=== INPUT MATERIAL ===

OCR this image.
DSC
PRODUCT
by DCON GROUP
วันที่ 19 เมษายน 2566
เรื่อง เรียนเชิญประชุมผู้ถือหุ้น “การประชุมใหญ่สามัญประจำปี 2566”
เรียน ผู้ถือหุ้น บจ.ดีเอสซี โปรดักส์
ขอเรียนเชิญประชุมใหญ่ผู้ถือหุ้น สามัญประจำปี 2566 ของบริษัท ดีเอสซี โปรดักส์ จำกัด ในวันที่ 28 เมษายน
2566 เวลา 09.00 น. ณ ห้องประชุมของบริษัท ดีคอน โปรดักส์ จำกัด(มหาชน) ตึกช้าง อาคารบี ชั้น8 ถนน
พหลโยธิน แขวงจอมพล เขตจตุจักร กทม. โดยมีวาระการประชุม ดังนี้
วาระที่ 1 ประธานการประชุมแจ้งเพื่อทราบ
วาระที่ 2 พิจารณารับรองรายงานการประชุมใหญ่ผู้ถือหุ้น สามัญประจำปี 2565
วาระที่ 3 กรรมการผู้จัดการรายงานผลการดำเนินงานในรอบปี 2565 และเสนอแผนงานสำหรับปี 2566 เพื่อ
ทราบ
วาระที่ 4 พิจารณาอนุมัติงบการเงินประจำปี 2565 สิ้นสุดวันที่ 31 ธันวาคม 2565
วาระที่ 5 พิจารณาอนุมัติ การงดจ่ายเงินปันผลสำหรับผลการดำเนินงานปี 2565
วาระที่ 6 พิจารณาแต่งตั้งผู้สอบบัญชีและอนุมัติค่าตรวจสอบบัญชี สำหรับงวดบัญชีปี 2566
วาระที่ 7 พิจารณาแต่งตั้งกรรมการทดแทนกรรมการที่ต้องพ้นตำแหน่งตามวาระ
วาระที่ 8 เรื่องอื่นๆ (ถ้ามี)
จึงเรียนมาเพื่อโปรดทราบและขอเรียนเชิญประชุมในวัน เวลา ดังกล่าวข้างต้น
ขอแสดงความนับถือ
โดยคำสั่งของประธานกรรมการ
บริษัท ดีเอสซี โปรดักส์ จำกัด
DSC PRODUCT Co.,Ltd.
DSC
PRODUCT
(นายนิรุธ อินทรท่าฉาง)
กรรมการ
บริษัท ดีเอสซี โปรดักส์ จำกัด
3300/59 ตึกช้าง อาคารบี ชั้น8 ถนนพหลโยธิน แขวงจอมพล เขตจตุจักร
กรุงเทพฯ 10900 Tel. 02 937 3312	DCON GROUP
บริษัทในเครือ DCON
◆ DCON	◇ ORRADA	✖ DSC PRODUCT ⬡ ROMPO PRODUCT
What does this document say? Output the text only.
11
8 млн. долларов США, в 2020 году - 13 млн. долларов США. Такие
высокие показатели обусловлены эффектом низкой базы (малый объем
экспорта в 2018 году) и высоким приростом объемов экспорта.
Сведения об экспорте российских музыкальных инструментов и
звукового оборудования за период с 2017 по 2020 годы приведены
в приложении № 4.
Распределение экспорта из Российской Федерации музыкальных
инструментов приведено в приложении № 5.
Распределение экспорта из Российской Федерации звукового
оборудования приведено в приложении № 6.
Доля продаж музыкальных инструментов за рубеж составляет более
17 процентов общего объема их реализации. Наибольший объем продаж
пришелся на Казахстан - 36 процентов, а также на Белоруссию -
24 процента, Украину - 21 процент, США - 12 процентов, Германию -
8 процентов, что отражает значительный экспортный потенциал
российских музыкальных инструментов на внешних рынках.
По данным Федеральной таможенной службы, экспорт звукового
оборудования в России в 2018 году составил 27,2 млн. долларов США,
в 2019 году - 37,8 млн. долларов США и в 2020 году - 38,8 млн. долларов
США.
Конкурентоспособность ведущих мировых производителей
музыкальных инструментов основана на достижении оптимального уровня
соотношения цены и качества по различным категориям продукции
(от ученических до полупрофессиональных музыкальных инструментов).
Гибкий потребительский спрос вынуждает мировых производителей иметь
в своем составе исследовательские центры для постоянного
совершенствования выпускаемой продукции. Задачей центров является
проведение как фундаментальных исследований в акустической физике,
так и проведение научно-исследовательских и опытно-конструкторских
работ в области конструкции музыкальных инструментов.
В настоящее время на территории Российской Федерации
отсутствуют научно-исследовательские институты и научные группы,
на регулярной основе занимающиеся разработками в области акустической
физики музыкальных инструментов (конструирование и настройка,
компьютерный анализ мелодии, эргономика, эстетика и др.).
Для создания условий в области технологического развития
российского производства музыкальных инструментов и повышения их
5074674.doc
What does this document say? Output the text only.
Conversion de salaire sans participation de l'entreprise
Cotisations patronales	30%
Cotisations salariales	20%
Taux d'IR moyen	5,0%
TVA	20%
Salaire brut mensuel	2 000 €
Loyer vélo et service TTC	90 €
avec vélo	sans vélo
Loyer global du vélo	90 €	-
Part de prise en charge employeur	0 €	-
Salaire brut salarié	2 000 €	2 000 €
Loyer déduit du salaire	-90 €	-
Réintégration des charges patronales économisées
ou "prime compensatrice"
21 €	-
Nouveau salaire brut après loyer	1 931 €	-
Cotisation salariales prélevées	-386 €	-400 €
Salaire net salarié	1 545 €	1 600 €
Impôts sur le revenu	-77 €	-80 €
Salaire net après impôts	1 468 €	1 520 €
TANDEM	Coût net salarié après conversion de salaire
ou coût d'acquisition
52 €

===

EXERCISE GOAL: Repeat the whole listing exactly, keeping every line intact.

WORKED SOLUTION:
OCR this image.
DSC
PRODUCT
by DCON GROUP
วันที่ 19 เมษายน 2566
เรื่อง เรียนเชิญประชุมผู้ถือหุ้น “การประชุมใหญ่สามัญประจำปี 2566”
เรียน ผู้ถือหุ้น บจ.ดีเอสซี โปรดักส์
ขอเรียนเชิญประชุมใหญ่ผู้ถือหุ้น สามัญประจำปี 2566 ของบริษัท ดีเอสซี โปรดักส์ จำกัด ในวันที่ 28 เมษายน
2566 เวลา 09.00 น. ณ ห้องประชุมของบริษัท ดีคอน โปรดักส์ จำกัด(มหาชน) ตึกช้าง อาคารบี ชั้น8 ถนน
พหลโยธิน แขวงจอมพล เขตจตุจักร กทม. โดยมีวาระการประชุม ดังนี้
วาระที่ 1 ประธานการประชุมแจ้งเพื่อทราบ
วาระที่ 2 พิจารณารับรองรายงานการประชุมใหญ่ผู้ถือหุ้น สามัญประจำปี 2565
วาระที่ 3 กรรมการผู้จัดการรายงานผลการดำเนินงานในรอบปี 2565 และเสนอแผนงานสำหรับปี 2566 เพื่อ
ทราบ
วาระที่ 4 พิจารณาอนุมัติงบการเงินประจำปี 2565 สิ้นสุดวันที่ 31 ธันวาคม 2565
วาระที่ 5 พิจารณาอนุมัติ การงดจ่ายเงินปันผลสำหรับผลการดำเนินงานปี 2565
วาระที่ 6 พิจารณาแต่งตั้งผู้สอบบัญชีและอนุมัติค่าตรวจสอบบัญชี สำหรับงวดบัญชีปี 2566
วาระที่ 7 พิจารณาแต่งตั้งกรรมการทดแทนกรรมการที่ต้องพ้นตำแหน่งตามวาระ
วาระที่ 8 เรื่องอื่นๆ (ถ้ามี)
จึงเรียนมาเพื่อโปรดทราบและขอเรียนเชิญประชุมในวัน เวลา ดังกล่าวข้างต้น
ขอแสดงความนับถือ
โดยคำสั่งของประธานกรรมการ
บริษัท ดีเอสซี โปรดักส์ จำกัด
DSC PRODUCT Co.,Ltd.
DSC
PRODUCT
(นายนิรุธ อินทรท่าฉาง)
กรรมการ
บริษัท ดีเอสซี โปรดักส์ จำกัด
3300/59 ตึกช้าง อาคารบี ชั้น8 ถนนพหลโยธิน แขวงจอมพล เขตจตุจักร
กรุงเทพฯ 10900 Tel. 02 937 3312	DCON GROUP
บริษัทในเครือ DCON
◆ DCON	◇ ORRADA	✖ DSC PRODUCT ⬡ ROMPO PRODUCT
What does this document say? Output the text only.
11
8 млн. долларов США, в 2020 году - 13 млн. долларов США. Такие
высокие показатели обусловлены эффектом низкой базы (малый объем
экспорта в 2018 году) и высоким приростом объемов экспорта.
Сведения об экспорте российских музыкальных инструментов и
звукового оборудования за период с 2017 по 2020 годы приведены
в приложении № 4.
Распределение экспорта из Российской Федерации музыкальных
инструментов приведено в приложении № 5.
Распределение экспорта из Российской Федерации звукового
оборудования приведено в приложении № 6.
Доля продаж музыкальных инструментов за рубеж составляет более
17 процентов общего объема их реализации. Наибольший объем продаж
пришелся на Казахстан - 36 процентов, а также на Белоруссию -
24 процента, Украину - 21 процент, США - 12 процентов, Германию -
8 процентов, что отражает значительный экспортный потенциал
российских музыкальных инструментов на внешних рынках.
По данным Федеральной таможенной службы, экспорт звукового
оборудования в России в 2018 году составил 27,2 млн. долларов США,
в 2019 году - 37,8 млн. долларов США и в 2020 году - 38,8 млн. долларов
США.
Конкурентоспособность ведущих мировых производителей
музыкальных инструментов основана на достижении оптимального уровня
соотношения цены и качества по различным категориям продукции
(от ученических до полупрофессиональных музыкальных инструментов).
Гибкий потребительский спрос вынуждает мировых производителей иметь
в своем составе исследовательские центры для постоянного
совершенствования выпускаемой продукции. Задачей центров является
проведение как фундаментальных исследований в акустической физике,
так и проведение научно-исследовательских и опытно-конструкторских
работ в области конструкции музыкальных инструментов.
В настоящее время на территории Российской Федерации
отсутствуют научно-исследовательские институты и научные группы,
на регулярной основе занимающиеся разработками в области акустической
физики музыкальных инструментов (конструирование и настройка,
компьютерный анализ мелодии, эргономика, эстетика и др.).
Для создания условий в области технологического развития
российского производства музыкальных инструментов и повышения их
5074674.doc
What does this document say? Output the text only.
Conversion de salaire sans participation de l'entreprise
Cotisations patronales	30%
Cotisations salariales	20%
Taux d'IR moyen	5,0%
TVA	20%
Salaire brut mensuel	2 000 €
Loyer vélo et service TTC	90 €
avec vélo	sans vélo
Loyer global du vélo	90 €	-
Part de prise en charge employeur	0 €	-
Salaire brut salarié	2 000 €	2 000 €
Loyer déduit du salaire	-90 €	-
Réintégration des charges patronales économisées
ou "prime compensatrice"
21 €	-
Nouveau salaire brut après loyer	1 931 €	-
Cotisation salariales prélevées	-386 €	-400 €
Salaire net salarié	1 545 €	1 600 €
Impôts sur le revenu	-77 €	-80 €
Salaire net après impôts	1 468 €	1 520 €
TANDEM	Coût net salarié après conversion de salaire
ou coût d'acquisition
52 €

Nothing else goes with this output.